Collection entries
START

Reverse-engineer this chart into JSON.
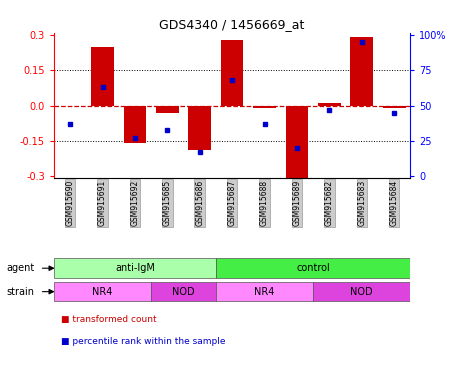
{
  "title": "GDS4340 / 1456669_at",
  "samples": [
    "GSM915690",
    "GSM915691",
    "GSM915692",
    "GSM915685",
    "GSM915686",
    "GSM915687",
    "GSM915688",
    "GSM915689",
    "GSM915682",
    "GSM915683",
    "GSM915684"
  ],
  "transformed_count": [
    0.0,
    0.25,
    -0.16,
    -0.03,
    -0.19,
    0.28,
    -0.01,
    -0.31,
    0.01,
    0.29,
    -0.01
  ],
  "percentile_rank": [
    37,
    63,
    27,
    33,
    17,
    68,
    37,
    20,
    47,
    95,
    45
  ],
  "ylim": [
    -0.31,
    0.31
  ],
  "yticks": [
    -0.3,
    -0.15,
    0.0,
    0.15,
    0.3
  ],
  "yticks_right": [
    0,
    25,
    50,
    75,
    100
  ],
  "agent_groups": [
    {
      "label": "anti-IgM",
      "start": 0,
      "end": 5,
      "color": "#aaffaa"
    },
    {
      "label": "control",
      "start": 5,
      "end": 11,
      "color": "#44ee44"
    }
  ],
  "strain_groups": [
    {
      "label": "NR4",
      "start": 0,
      "end": 3,
      "color": "#ff88ff"
    },
    {
      "label": "NOD",
      "start": 3,
      "end": 5,
      "color": "#dd44dd"
    },
    {
      "label": "NR4",
      "start": 5,
      "end": 8,
      "color": "#ff88ff"
    },
    {
      "label": "NOD",
      "start": 8,
      "end": 11,
      "color": "#dd44dd"
    }
  ],
  "bar_color": "#cc0000",
  "dot_color": "#0000cc",
  "hline_color": "#cc0000",
  "bg_color": "#ffffff",
  "legend_items": [
    {
      "label": "transformed count",
      "color": "#cc0000"
    },
    {
      "label": "percentile rank within the sample",
      "color": "#0000cc"
    }
  ],
  "agent_label": "agent",
  "strain_label": "strain"
}
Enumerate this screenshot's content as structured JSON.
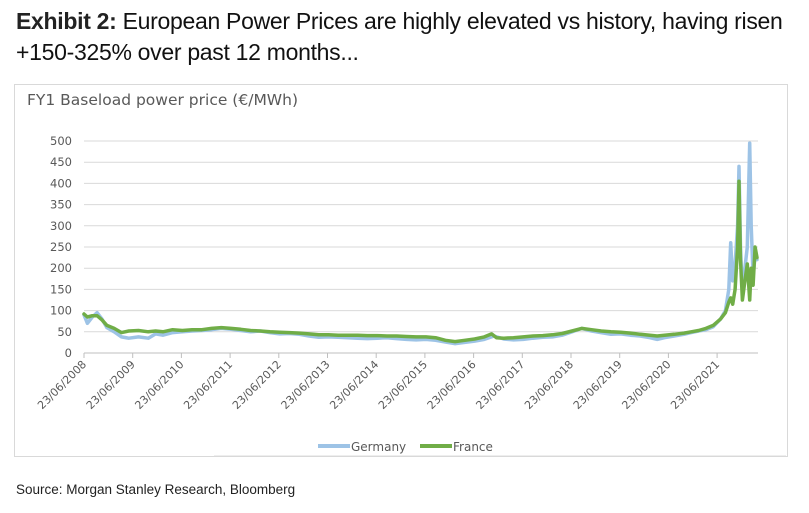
{
  "exhibit": {
    "label": "Exhibit 2:",
    "title": "European Power Prices are highly elevated vs history, having risen +150-325% over past 12 months..."
  },
  "source": "Source: Morgan Stanley Research, Bloomberg",
  "colors": {
    "germany": "#9dc3e6",
    "france": "#70ad47",
    "grid": "#d9d9d9",
    "text": "#595959"
  },
  "chart_data": {
    "type": "line",
    "title": "FY1 Baseload power price (€/MWh)",
    "xlabel": "",
    "ylabel": "",
    "ylim": [
      0,
      500
    ],
    "yticks": [
      0,
      50,
      100,
      150,
      200,
      250,
      300,
      350,
      400,
      450,
      500
    ],
    "xlim": [
      2008.48,
      2022.3
    ],
    "xticks": [
      {
        "x": 2008.48,
        "label": "23/06/2008"
      },
      {
        "x": 2009.48,
        "label": "23/06/2009"
      },
      {
        "x": 2010.48,
        "label": "23/06/2010"
      },
      {
        "x": 2011.48,
        "label": "23/06/2011"
      },
      {
        "x": 2012.48,
        "label": "23/06/2012"
      },
      {
        "x": 2013.48,
        "label": "23/06/2013"
      },
      {
        "x": 2014.48,
        "label": "23/06/2014"
      },
      {
        "x": 2015.48,
        "label": "23/06/2015"
      },
      {
        "x": 2016.48,
        "label": "23/06/2016"
      },
      {
        "x": 2017.48,
        "label": "23/06/2017"
      },
      {
        "x": 2018.48,
        "label": "23/06/2018"
      },
      {
        "x": 2019.48,
        "label": "23/06/2019"
      },
      {
        "x": 2020.48,
        "label": "23/06/2020"
      },
      {
        "x": 2021.48,
        "label": "23/06/2021"
      }
    ],
    "grid": true,
    "legend": "bottom",
    "series": [
      {
        "name": "Germany",
        "color": "#9dc3e6",
        "points": [
          [
            2008.48,
            90
          ],
          [
            2008.55,
            70
          ],
          [
            2008.65,
            85
          ],
          [
            2008.75,
            95
          ],
          [
            2008.85,
            80
          ],
          [
            2008.95,
            60
          ],
          [
            2009.1,
            50
          ],
          [
            2009.25,
            38
          ],
          [
            2009.4,
            35
          ],
          [
            2009.6,
            38
          ],
          [
            2009.8,
            35
          ],
          [
            2009.95,
            45
          ],
          [
            2010.1,
            42
          ],
          [
            2010.3,
            48
          ],
          [
            2010.5,
            50
          ],
          [
            2010.7,
            52
          ],
          [
            2010.9,
            53
          ],
          [
            2011.1,
            55
          ],
          [
            2011.3,
            58
          ],
          [
            2011.5,
            56
          ],
          [
            2011.7,
            53
          ],
          [
            2011.9,
            50
          ],
          [
            2012.1,
            52
          ],
          [
            2012.3,
            48
          ],
          [
            2012.5,
            45
          ],
          [
            2012.7,
            46
          ],
          [
            2012.9,
            44
          ],
          [
            2013.1,
            40
          ],
          [
            2013.3,
            37
          ],
          [
            2013.5,
            38
          ],
          [
            2013.7,
            37
          ],
          [
            2013.9,
            36
          ],
          [
            2014.1,
            35
          ],
          [
            2014.3,
            34
          ],
          [
            2014.5,
            35
          ],
          [
            2014.7,
            36
          ],
          [
            2014.9,
            34
          ],
          [
            2015.1,
            32
          ],
          [
            2015.3,
            31
          ],
          [
            2015.5,
            32
          ],
          [
            2015.7,
            30
          ],
          [
            2015.9,
            26
          ],
          [
            2016.1,
            22
          ],
          [
            2016.3,
            25
          ],
          [
            2016.5,
            28
          ],
          [
            2016.7,
            32
          ],
          [
            2016.9,
            40
          ],
          [
            2017.1,
            33
          ],
          [
            2017.3,
            31
          ],
          [
            2017.5,
            32
          ],
          [
            2017.7,
            35
          ],
          [
            2017.9,
            37
          ],
          [
            2018.1,
            38
          ],
          [
            2018.3,
            42
          ],
          [
            2018.5,
            50
          ],
          [
            2018.7,
            58
          ],
          [
            2018.9,
            52
          ],
          [
            2019.1,
            48
          ],
          [
            2019.3,
            44
          ],
          [
            2019.5,
            45
          ],
          [
            2019.7,
            42
          ],
          [
            2019.9,
            40
          ],
          [
            2020.1,
            36
          ],
          [
            2020.25,
            32
          ],
          [
            2020.4,
            36
          ],
          [
            2020.6,
            40
          ],
          [
            2020.8,
            44
          ],
          [
            2020.95,
            48
          ],
          [
            2021.1,
            52
          ],
          [
            2021.25,
            55
          ],
          [
            2021.4,
            62
          ],
          [
            2021.55,
            80
          ],
          [
            2021.65,
            100
          ],
          [
            2021.72,
            150
          ],
          [
            2021.76,
            260
          ],
          [
            2021.8,
            170
          ],
          [
            2021.85,
            210
          ],
          [
            2021.9,
            300
          ],
          [
            2021.93,
            440
          ],
          [
            2021.96,
            250
          ],
          [
            2022.0,
            140
          ],
          [
            2022.05,
            200
          ],
          [
            2022.1,
            250
          ],
          [
            2022.15,
            495
          ],
          [
            2022.18,
            300
          ],
          [
            2022.22,
            180
          ],
          [
            2022.26,
            230
          ],
          [
            2022.3,
            220
          ]
        ]
      },
      {
        "name": "France",
        "color": "#70ad47",
        "points": [
          [
            2008.48,
            92
          ],
          [
            2008.55,
            85
          ],
          [
            2008.65,
            88
          ],
          [
            2008.75,
            88
          ],
          [
            2008.85,
            78
          ],
          [
            2008.95,
            65
          ],
          [
            2009.1,
            58
          ],
          [
            2009.25,
            48
          ],
          [
            2009.4,
            52
          ],
          [
            2009.6,
            53
          ],
          [
            2009.8,
            50
          ],
          [
            2009.95,
            52
          ],
          [
            2010.1,
            50
          ],
          [
            2010.3,
            55
          ],
          [
            2010.5,
            53
          ],
          [
            2010.7,
            55
          ],
          [
            2010.9,
            55
          ],
          [
            2011.1,
            58
          ],
          [
            2011.3,
            60
          ],
          [
            2011.5,
            58
          ],
          [
            2011.7,
            56
          ],
          [
            2011.9,
            53
          ],
          [
            2012.1,
            52
          ],
          [
            2012.3,
            50
          ],
          [
            2012.5,
            49
          ],
          [
            2012.7,
            48
          ],
          [
            2012.9,
            47
          ],
          [
            2013.1,
            45
          ],
          [
            2013.3,
            43
          ],
          [
            2013.5,
            43
          ],
          [
            2013.7,
            42
          ],
          [
            2013.9,
            42
          ],
          [
            2014.1,
            42
          ],
          [
            2014.3,
            41
          ],
          [
            2014.5,
            41
          ],
          [
            2014.7,
            40
          ],
          [
            2014.9,
            40
          ],
          [
            2015.1,
            39
          ],
          [
            2015.3,
            38
          ],
          [
            2015.5,
            38
          ],
          [
            2015.7,
            36
          ],
          [
            2015.9,
            30
          ],
          [
            2016.1,
            27
          ],
          [
            2016.3,
            30
          ],
          [
            2016.5,
            33
          ],
          [
            2016.7,
            38
          ],
          [
            2016.85,
            45
          ],
          [
            2016.95,
            36
          ],
          [
            2017.1,
            35
          ],
          [
            2017.3,
            36
          ],
          [
            2017.5,
            38
          ],
          [
            2017.7,
            40
          ],
          [
            2017.9,
            41
          ],
          [
            2018.1,
            43
          ],
          [
            2018.3,
            46
          ],
          [
            2018.5,
            52
          ],
          [
            2018.7,
            58
          ],
          [
            2018.9,
            55
          ],
          [
            2019.1,
            52
          ],
          [
            2019.3,
            50
          ],
          [
            2019.5,
            49
          ],
          [
            2019.7,
            47
          ],
          [
            2019.9,
            44
          ],
          [
            2020.1,
            42
          ],
          [
            2020.25,
            40
          ],
          [
            2020.4,
            42
          ],
          [
            2020.6,
            44
          ],
          [
            2020.8,
            47
          ],
          [
            2020.95,
            50
          ],
          [
            2021.1,
            53
          ],
          [
            2021.25,
            58
          ],
          [
            2021.4,
            65
          ],
          [
            2021.55,
            80
          ],
          [
            2021.65,
            95
          ],
          [
            2021.72,
            120
          ],
          [
            2021.76,
            130
          ],
          [
            2021.8,
            115
          ],
          [
            2021.85,
            150
          ],
          [
            2021.9,
            250
          ],
          [
            2021.93,
            405
          ],
          [
            2021.96,
            220
          ],
          [
            2022.0,
            125
          ],
          [
            2022.05,
            170
          ],
          [
            2022.1,
            210
          ],
          [
            2022.15,
            125
          ],
          [
            2022.18,
            200
          ],
          [
            2022.22,
            160
          ],
          [
            2022.26,
            250
          ],
          [
            2022.3,
            225
          ]
        ]
      }
    ]
  }
}
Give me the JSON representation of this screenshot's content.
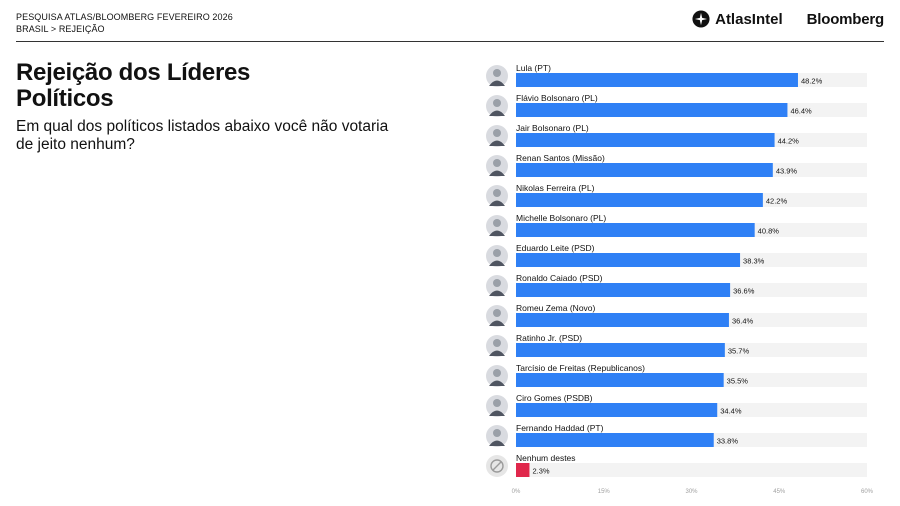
{
  "header": {
    "survey_line": "PESQUISA ATLAS/BLOOMBERG FEVEREIRO 2026",
    "breadcrumb": "BRASIL > REJEIÇÃO",
    "atlas_logo_text": "AtlasIntel",
    "bloomberg_logo_text": "Bloomberg"
  },
  "title": "Rejeição dos Líderes Políticos",
  "subtitle": "Em qual dos políticos listados abaixo você não votaria de jeito nenhum?",
  "colors": {
    "bar": "#2F80F5",
    "bar_highlight": "#E0284C",
    "track": "#F3F3F3",
    "text": "#111111"
  },
  "chart_data": {
    "type": "bar",
    "orientation": "horizontal",
    "categories": [
      "Lula (PT)",
      "Flávio Bolsonaro (PL)",
      "Jair Bolsonaro (PL)",
      "Renan Santos (Missão)",
      "Nikolas Ferreira (PL)",
      "Michelle Bolsonaro (PL)",
      "Eduardo Leite (PSD)",
      "Ronaldo Caiado (PSD)",
      "Romeu Zema (Novo)",
      "Ratinho Jr. (PSD)",
      "Tarcísio de Freitas (Republicanos)",
      "Ciro Gomes (PSDB)",
      "Fernando Haddad (PT)",
      "Nenhum destes"
    ],
    "values": [
      48.2,
      46.4,
      44.2,
      43.9,
      42.2,
      40.8,
      38.3,
      36.6,
      36.4,
      35.7,
      35.5,
      34.4,
      33.8,
      2.3
    ],
    "value_labels": [
      "48.2%",
      "46.4%",
      "44.2%",
      "43.9%",
      "42.2%",
      "40.8%",
      "38.3%",
      "36.6%",
      "36.4%",
      "35.7%",
      "35.5%",
      "34.4%",
      "33.8%",
      "2.3%"
    ],
    "xlim": [
      0,
      60
    ],
    "xticks": [
      "0%",
      "15%",
      "30%",
      "45%",
      "60%"
    ],
    "grid": false,
    "highlight_category": "Nenhum destes"
  }
}
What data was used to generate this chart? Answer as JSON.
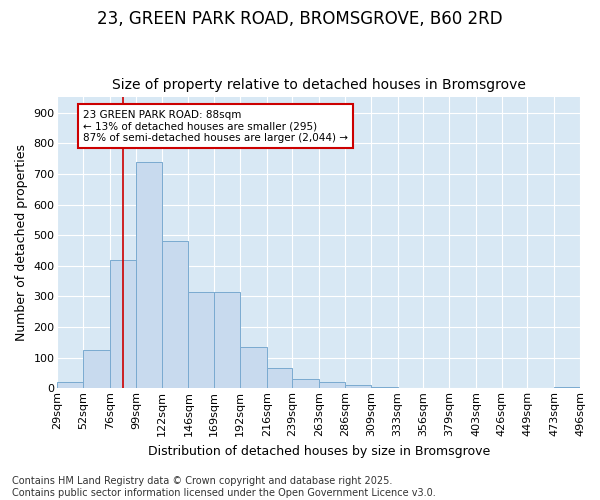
{
  "title1": "23, GREEN PARK ROAD, BROMSGROVE, B60 2RD",
  "title2": "Size of property relative to detached houses in Bromsgrove",
  "xlabel": "Distribution of detached houses by size in Bromsgrove",
  "ylabel": "Number of detached properties",
  "footer1": "Contains HM Land Registry data © Crown copyright and database right 2025.",
  "footer2": "Contains public sector information licensed under the Open Government Licence v3.0.",
  "bin_edges": [
    29,
    52,
    76,
    99,
    122,
    146,
    169,
    192,
    216,
    239,
    263,
    286,
    309,
    333,
    356,
    379,
    403,
    426,
    449,
    473,
    496
  ],
  "bar_heights": [
    20,
    125,
    420,
    740,
    480,
    315,
    315,
    135,
    65,
    30,
    20,
    10,
    5,
    0,
    0,
    0,
    0,
    0,
    0,
    5
  ],
  "bar_color": "#c8daee",
  "bar_edge_color": "#7aaad0",
  "vline_x": 88,
  "vline_color": "#cc0000",
  "annotation_text": "23 GREEN PARK ROAD: 88sqm\n← 13% of detached houses are smaller (295)\n87% of semi-detached houses are larger (2,044) →",
  "annotation_box_color": "#cc0000",
  "annotation_text_color": "#000000",
  "annotation_bg_color": "#ffffff",
  "ylim": [
    0,
    950
  ],
  "yticks": [
    0,
    100,
    200,
    300,
    400,
    500,
    600,
    700,
    800,
    900
  ],
  "fig_bg_color": "#ffffff",
  "plot_bg_color": "#d8e8f4",
  "grid_color": "#ffffff",
  "title1_fontsize": 12,
  "title2_fontsize": 10,
  "axis_label_fontsize": 9,
  "tick_fontsize": 8,
  "footer_fontsize": 7
}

END

> _Your instructions_
Copy every line from the records above that contains the word "houses".

> _Written answer_
  "title2": "Size of property relative to detached houses in Bromsgrove",
  "xlabel": "Distribution of detached houses by size in Bromsgrove",
  "annotation_text": "23 GREEN PARK ROAD: 88sqm\n← 13% of detached houses are smaller (295)\n87% of semi-detached houses are larger (2,044) →",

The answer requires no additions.